-- start of Input records --

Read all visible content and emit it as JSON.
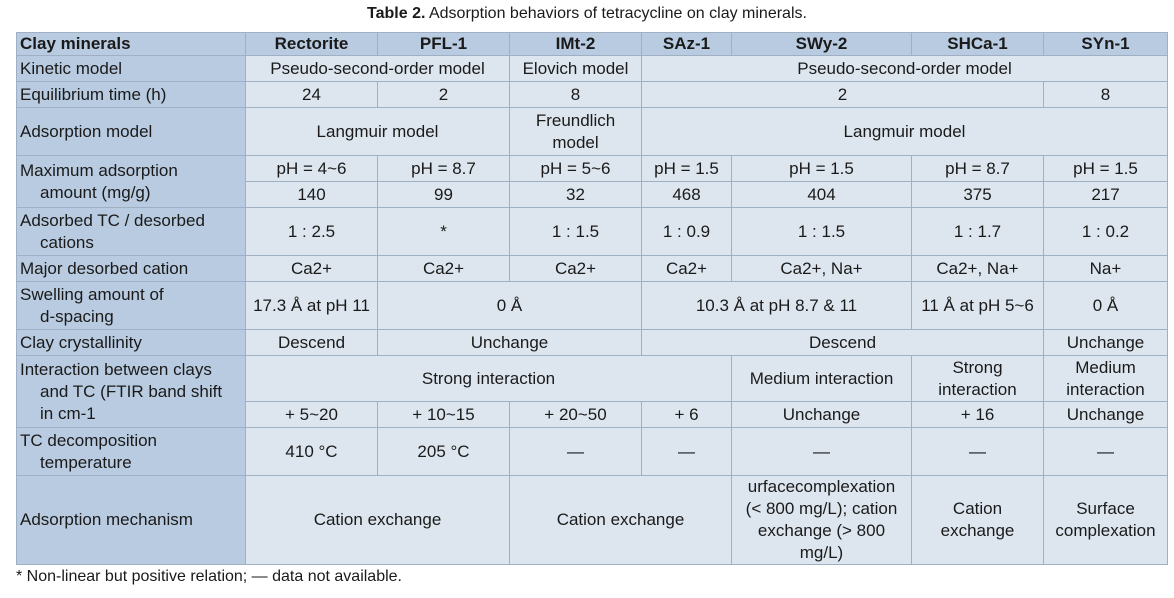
{
  "caption": {
    "label": "Table 2.",
    "text": " Adsorption behaviors of tetracycline on clay minerals."
  },
  "header": [
    "Clay minerals",
    "Rectorite",
    "PFL-1",
    "IMt-2",
    "SAz-1",
    "SWy-2",
    "SHCa-1",
    "SYn-1"
  ],
  "rows": {
    "kinetic": {
      "label": "Kinetic model",
      "a": "Pseudo-second-order model",
      "b": "Elovich model",
      "c": "Pseudo-second-order model"
    },
    "equilibrium": {
      "label": "Equilibrium time (h)",
      "rectorite": "24",
      "pfl": "2",
      "imt": "8",
      "mid": "2",
      "syn": "8"
    },
    "adsorption_model": {
      "label": "Adsorption model",
      "a": "Langmuir model",
      "b1": "Freundlich",
      "b2": "model",
      "c": "Langmuir model"
    },
    "max_adsorption": {
      "label1": "Maximum adsorption",
      "label2": "amount (mg/g)",
      "ph": [
        "pH = 4~6",
        "pH = 8.7",
        "pH = 5~6",
        "pH = 1.5",
        "pH = 1.5",
        "pH = 8.7",
        "pH = 1.5"
      ],
      "amount": [
        "140",
        "99",
        "32",
        "468",
        "404",
        "375",
        "217"
      ]
    },
    "ratio": {
      "label1": "Adsorbed TC / desorbed",
      "label2": "cations",
      "values": [
        "1 : 2.5",
        "*",
        "1 : 1.5",
        "1 : 0.9",
        "1 : 1.5",
        "1 : 1.7",
        "1 : 0.2"
      ]
    },
    "cation": {
      "label": "Major desorbed cation",
      "values": [
        "Ca2+",
        "Ca2+",
        "Ca2+",
        "Ca2+",
        "Ca2+, Na+",
        "Ca2+, Na+",
        "Na+"
      ]
    },
    "swelling": {
      "label1": "Swelling amount of",
      "label2": "d-spacing",
      "rectorite": "17.3 Å at pH 11",
      "b": "0 Å",
      "c": "10.3 Å at pH 8.7 & 11",
      "shca": "11 Å at pH 5~6",
      "syn": "0 Å"
    },
    "crystallinity": {
      "label": "Clay crystallinity",
      "a": "Descend",
      "b": "Unchange",
      "c": "Descend",
      "d": "Unchange"
    },
    "interaction": {
      "label1": "Interaction between clays",
      "label2": "and TC (FTIR band shift",
      "label3": "in cm-1",
      "strong": "Strong interaction",
      "medium": "Medium interaction",
      "shca1": "Strong",
      "shca2": "interaction",
      "syn1": "Medium",
      "syn2": "interaction",
      "shift": [
        "+ 5~20",
        "+ 10~15",
        "+ 20~50",
        "+ 6",
        "Unchange",
        "+ 16",
        "Unchange"
      ]
    },
    "decomposition": {
      "label1": "TC decomposition",
      "label2": "temperature",
      "values": [
        "410 °C",
        "205 °C",
        "—",
        "—",
        "—",
        "—",
        "—"
      ]
    },
    "mechanism": {
      "label": "Adsorption mechanism",
      "a": "Cation exchange",
      "b": "Cation exchange",
      "swy1": "urfacecomplexation",
      "swy2": "(< 800 mg/L); cation",
      "swy3": "exchange (> 800 mg/L)",
      "shca1": "Cation",
      "shca2": "exchange",
      "syn1": "Surface",
      "syn2": "complexation"
    }
  },
  "footnote": "* Non-linear but positive relation; — data not available."
}
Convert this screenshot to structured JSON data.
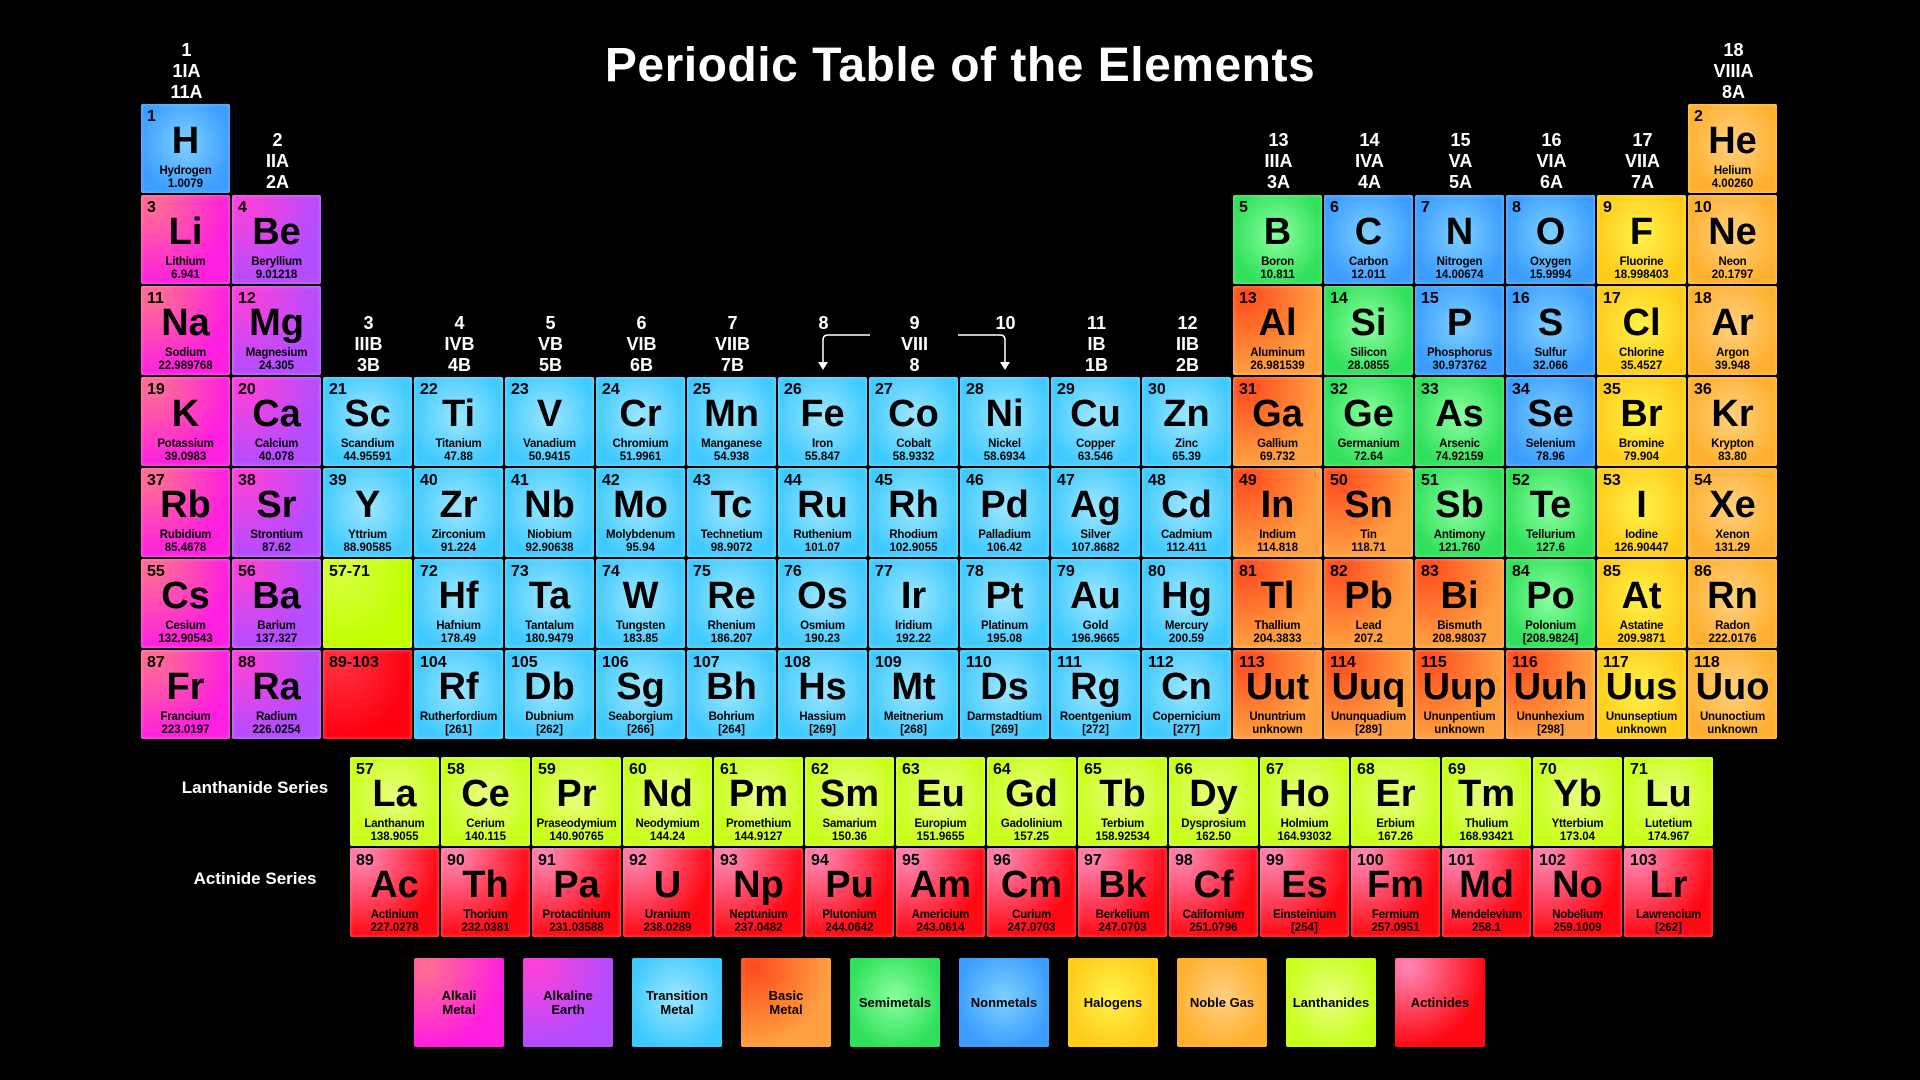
{
  "title": "Periodic Table of the Elements",
  "groups": [
    [
      "1",
      "1IA",
      "11A"
    ],
    [
      "2",
      "IIA",
      "2A"
    ],
    [
      "3",
      "IIIB",
      "3B"
    ],
    [
      "4",
      "IVB",
      "4B"
    ],
    [
      "5",
      "VB",
      "5B"
    ],
    [
      "6",
      "VIB",
      "6B"
    ],
    [
      "7",
      "VIIB",
      "7B"
    ],
    [
      "8"
    ],
    [
      "9",
      "VIII",
      "8"
    ],
    [
      "10"
    ],
    [
      "11",
      "IB",
      "1B"
    ],
    [
      "12",
      "IIB",
      "2B"
    ],
    [
      "13",
      "IIIA",
      "3A"
    ],
    [
      "14",
      "IVA",
      "4A"
    ],
    [
      "15",
      "VA",
      "5A"
    ],
    [
      "16",
      "VIA",
      "6A"
    ],
    [
      "17",
      "VIIA",
      "7A"
    ],
    [
      "18",
      "VIIIA",
      "8A"
    ]
  ],
  "placeholders": {
    "lanthanides": "57-71",
    "actinides": "89-103"
  },
  "series_labels": {
    "lanthanide": "Lanthanide Series",
    "actinide": "Actinide Series"
  },
  "categories": {
    "ak": {
      "label": "Alkali Metal",
      "color": "#ff1fe0",
      "glow": "#ff7090"
    },
    "ae": {
      "label": "Alkaline Earth",
      "color": "#b34dff",
      "glow": "#ff40d8"
    },
    "tm": {
      "label": "Transition Metal",
      "color": "#3fcaff",
      "glow": "#9fe6ff"
    },
    "bm": {
      "label": "Basic Metal",
      "color": "#ffa040",
      "glow": "#ff4a1e"
    },
    "sm": {
      "label": "Semimetals",
      "color": "#2fe05a",
      "glow": "#8cffa0"
    },
    "nm": {
      "label": "Nonmetals",
      "color": "#3a9dff",
      "glow": "#7fd0ff"
    },
    "ha": {
      "label": "Halogens",
      "color": "#ffcc1a",
      "glow": "#fff24a"
    },
    "ng": {
      "label": "Noble Gas",
      "color": "#ffb02e",
      "glow": "#ffd080"
    },
    "la": {
      "label": "Lanthanides",
      "color": "#c8ff1a",
      "glow": "#e8ff80"
    },
    "ac": {
      "label": "Actinides",
      "color": "#ff0a14",
      "glow": "#ff88b8"
    }
  },
  "legend_order": [
    "ak",
    "ae",
    "tm",
    "bm",
    "sm",
    "nm",
    "ha",
    "ng",
    "la",
    "ac"
  ],
  "elements": [
    [
      "1",
      "H",
      "Hydrogen",
      "1.0079",
      "nm"
    ],
    [
      "2",
      "He",
      "Helium",
      "4.00260",
      "ng"
    ],
    [
      "3",
      "Li",
      "Lithium",
      "6.941",
      "ak"
    ],
    [
      "4",
      "Be",
      "Beryllium",
      "9.01218",
      "ae"
    ],
    [
      "5",
      "B",
      "Boron",
      "10.811",
      "sm"
    ],
    [
      "6",
      "C",
      "Carbon",
      "12.011",
      "nm"
    ],
    [
      "7",
      "N",
      "Nitrogen",
      "14.00674",
      "nm"
    ],
    [
      "8",
      "O",
      "Oxygen",
      "15.9994",
      "nm"
    ],
    [
      "9",
      "F",
      "Fluorine",
      "18.998403",
      "ha"
    ],
    [
      "10",
      "Ne",
      "Neon",
      "20.1797",
      "ng"
    ],
    [
      "11",
      "Na",
      "Sodium",
      "22.989768",
      "ak"
    ],
    [
      "12",
      "Mg",
      "Magnesium",
      "24.305",
      "ae"
    ],
    [
      "13",
      "Al",
      "Aluminum",
      "26.981539",
      "bm"
    ],
    [
      "14",
      "Si",
      "Silicon",
      "28.0855",
      "sm"
    ],
    [
      "15",
      "P",
      "Phosphorus",
      "30.973762",
      "nm"
    ],
    [
      "16",
      "S",
      "Sulfur",
      "32.066",
      "nm"
    ],
    [
      "17",
      "Cl",
      "Chlorine",
      "35.4527",
      "ha"
    ],
    [
      "18",
      "Ar",
      "Argon",
      "39.948",
      "ng"
    ],
    [
      "19",
      "K",
      "Potassium",
      "39.0983",
      "ak"
    ],
    [
      "20",
      "Ca",
      "Calcium",
      "40.078",
      "ae"
    ],
    [
      "21",
      "Sc",
      "Scandium",
      "44.95591",
      "tm"
    ],
    [
      "22",
      "Ti",
      "Titanium",
      "47.88",
      "tm"
    ],
    [
      "23",
      "V",
      "Vanadium",
      "50.9415",
      "tm"
    ],
    [
      "24",
      "Cr",
      "Chromium",
      "51.9961",
      "tm"
    ],
    [
      "25",
      "Mn",
      "Manganese",
      "54.938",
      "tm"
    ],
    [
      "26",
      "Fe",
      "Iron",
      "55.847",
      "tm"
    ],
    [
      "27",
      "Co",
      "Cobalt",
      "58.9332",
      "tm"
    ],
    [
      "28",
      "Ni",
      "Nickel",
      "58.6934",
      "tm"
    ],
    [
      "29",
      "Cu",
      "Copper",
      "63.546",
      "tm"
    ],
    [
      "30",
      "Zn",
      "Zinc",
      "65.39",
      "tm"
    ],
    [
      "31",
      "Ga",
      "Gallium",
      "69.732",
      "bm"
    ],
    [
      "32",
      "Ge",
      "Germanium",
      "72.64",
      "sm"
    ],
    [
      "33",
      "As",
      "Arsenic",
      "74.92159",
      "sm"
    ],
    [
      "34",
      "Se",
      "Selenium",
      "78.96",
      "nm"
    ],
    [
      "35",
      "Br",
      "Bromine",
      "79.904",
      "ha"
    ],
    [
      "36",
      "Kr",
      "Krypton",
      "83.80",
      "ng"
    ],
    [
      "37",
      "Rb",
      "Rubidium",
      "85.4678",
      "ak"
    ],
    [
      "38",
      "Sr",
      "Strontium",
      "87.62",
      "ae"
    ],
    [
      "39",
      "Y",
      "Yttrium",
      "88.90585",
      "tm"
    ],
    [
      "40",
      "Zr",
      "Zirconium",
      "91.224",
      "tm"
    ],
    [
      "41",
      "Nb",
      "Niobium",
      "92.90638",
      "tm"
    ],
    [
      "42",
      "Mo",
      "Molybdenum",
      "95.94",
      "tm"
    ],
    [
      "43",
      "Tc",
      "Technetium",
      "98.9072",
      "tm"
    ],
    [
      "44",
      "Ru",
      "Ruthenium",
      "101.07",
      "tm"
    ],
    [
      "45",
      "Rh",
      "Rhodium",
      "102.9055",
      "tm"
    ],
    [
      "46",
      "Pd",
      "Palladium",
      "106.42",
      "tm"
    ],
    [
      "47",
      "Ag",
      "Silver",
      "107.8682",
      "tm"
    ],
    [
      "48",
      "Cd",
      "Cadmium",
      "112.411",
      "tm"
    ],
    [
      "49",
      "In",
      "Indium",
      "114.818",
      "bm"
    ],
    [
      "50",
      "Sn",
      "Tin",
      "118.71",
      "bm"
    ],
    [
      "51",
      "Sb",
      "Antimony",
      "121.760",
      "sm"
    ],
    [
      "52",
      "Te",
      "Tellurium",
      "127.6",
      "sm"
    ],
    [
      "53",
      "I",
      "Iodine",
      "126.90447",
      "ha"
    ],
    [
      "54",
      "Xe",
      "Xenon",
      "131.29",
      "ng"
    ],
    [
      "55",
      "Cs",
      "Cesium",
      "132.90543",
      "ak"
    ],
    [
      "56",
      "Ba",
      "Barium",
      "137.327",
      "ae"
    ],
    [
      "57",
      "La",
      "Lanthanum",
      "138.9055",
      "la"
    ],
    [
      "58",
      "Ce",
      "Cerium",
      "140.115",
      "la"
    ],
    [
      "59",
      "Pr",
      "Praseodymium",
      "140.90765",
      "la"
    ],
    [
      "60",
      "Nd",
      "Neodymium",
      "144.24",
      "la"
    ],
    [
      "61",
      "Pm",
      "Promethium",
      "144.9127",
      "la"
    ],
    [
      "62",
      "Sm",
      "Samarium",
      "150.36",
      "la"
    ],
    [
      "63",
      "Eu",
      "Europium",
      "151.9655",
      "la"
    ],
    [
      "64",
      "Gd",
      "Gadolinium",
      "157.25",
      "la"
    ],
    [
      "65",
      "Tb",
      "Terbium",
      "158.92534",
      "la"
    ],
    [
      "66",
      "Dy",
      "Dysprosium",
      "162.50",
      "la"
    ],
    [
      "67",
      "Ho",
      "Holmium",
      "164.93032",
      "la"
    ],
    [
      "68",
      "Er",
      "Erbium",
      "167.26",
      "la"
    ],
    [
      "69",
      "Tm",
      "Thulium",
      "168.93421",
      "la"
    ],
    [
      "70",
      "Yb",
      "Ytterbium",
      "173.04",
      "la"
    ],
    [
      "71",
      "Lu",
      "Lutetium",
      "174.967",
      "la"
    ],
    [
      "72",
      "Hf",
      "Hafnium",
      "178.49",
      "tm"
    ],
    [
      "73",
      "Ta",
      "Tantalum",
      "180.9479",
      "tm"
    ],
    [
      "74",
      "W",
      "Tungsten",
      "183.85",
      "tm"
    ],
    [
      "75",
      "Re",
      "Rhenium",
      "186.207",
      "tm"
    ],
    [
      "76",
      "Os",
      "Osmium",
      "190.23",
      "tm"
    ],
    [
      "77",
      "Ir",
      "Iridium",
      "192.22",
      "tm"
    ],
    [
      "78",
      "Pt",
      "Platinum",
      "195.08",
      "tm"
    ],
    [
      "79",
      "Au",
      "Gold",
      "196.9665",
      "tm"
    ],
    [
      "80",
      "Hg",
      "Mercury",
      "200.59",
      "tm"
    ],
    [
      "81",
      "Tl",
      "Thallium",
      "204.3833",
      "bm"
    ],
    [
      "82",
      "Pb",
      "Lead",
      "207.2",
      "bm"
    ],
    [
      "83",
      "Bi",
      "Bismuth",
      "208.98037",
      "bm"
    ],
    [
      "84",
      "Po",
      "Polonium",
      "[208.9824]",
      "sm"
    ],
    [
      "85",
      "At",
      "Astatine",
      "209.9871",
      "ha"
    ],
    [
      "86",
      "Rn",
      "Radon",
      "222.0176",
      "ng"
    ],
    [
      "87",
      "Fr",
      "Francium",
      "223.0197",
      "ak"
    ],
    [
      "88",
      "Ra",
      "Radium",
      "226.0254",
      "ae"
    ],
    [
      "89",
      "Ac",
      "Actinium",
      "227.0278",
      "ac"
    ],
    [
      "90",
      "Th",
      "Thorium",
      "232.0381",
      "ac"
    ],
    [
      "91",
      "Pa",
      "Protactinium",
      "231.03588",
      "ac"
    ],
    [
      "92",
      "U",
      "Uranium",
      "238.0289",
      "ac"
    ],
    [
      "93",
      "Np",
      "Neptunium",
      "237.0482",
      "ac"
    ],
    [
      "94",
      "Pu",
      "Plutonium",
      "244.0642",
      "ac"
    ],
    [
      "95",
      "Am",
      "Americium",
      "243.0614",
      "ac"
    ],
    [
      "96",
      "Cm",
      "Curium",
      "247.0703",
      "ac"
    ],
    [
      "97",
      "Bk",
      "Berkelium",
      "247.0703",
      "ac"
    ],
    [
      "98",
      "Cf",
      "Californium",
      "251.0796",
      "ac"
    ],
    [
      "99",
      "Es",
      "Einsteinium",
      "[254]",
      "ac"
    ],
    [
      "100",
      "Fm",
      "Fermium",
      "257.0951",
      "ac"
    ],
    [
      "101",
      "Md",
      "Mendelevium",
      "258.1",
      "ac"
    ],
    [
      "102",
      "No",
      "Nobelium",
      "259.1009",
      "ac"
    ],
    [
      "103",
      "Lr",
      "Lawrencium",
      "[262]",
      "ac"
    ],
    [
      "104",
      "Rf",
      "Rutherfordium",
      "[261]",
      "tm"
    ],
    [
      "105",
      "Db",
      "Dubnium",
      "[262]",
      "tm"
    ],
    [
      "106",
      "Sg",
      "Seaborgium",
      "[266]",
      "tm"
    ],
    [
      "107",
      "Bh",
      "Bohrium",
      "[264]",
      "tm"
    ],
    [
      "108",
      "Hs",
      "Hassium",
      "[269]",
      "tm"
    ],
    [
      "109",
      "Mt",
      "Meitnerium",
      "[268]",
      "tm"
    ],
    [
      "110",
      "Ds",
      "Darmstadtium",
      "[269]",
      "tm"
    ],
    [
      "111",
      "Rg",
      "Roentgenium",
      "[272]",
      "tm"
    ],
    [
      "112",
      "Cn",
      "Copernicium",
      "[277]",
      "tm"
    ],
    [
      "113",
      "Uut",
      "Ununtrium",
      "unknown",
      "bm"
    ],
    [
      "114",
      "Uuq",
      "Ununquadium",
      "[289]",
      "bm"
    ],
    [
      "115",
      "Uup",
      "Ununpentium",
      "unknown",
      "bm"
    ],
    [
      "116",
      "Uuh",
      "Ununhexium",
      "[298]",
      "bm"
    ],
    [
      "117",
      "Uus",
      "Ununseptium",
      "unknown",
      "ha"
    ],
    [
      "118",
      "Uuo",
      "Ununoctium",
      "unknown",
      "ng"
    ]
  ]
}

-- end of Input records --

What to do → Check each line above for the word "crystallinity" and give the number of lines that have it, nothing else.

Written reply → 2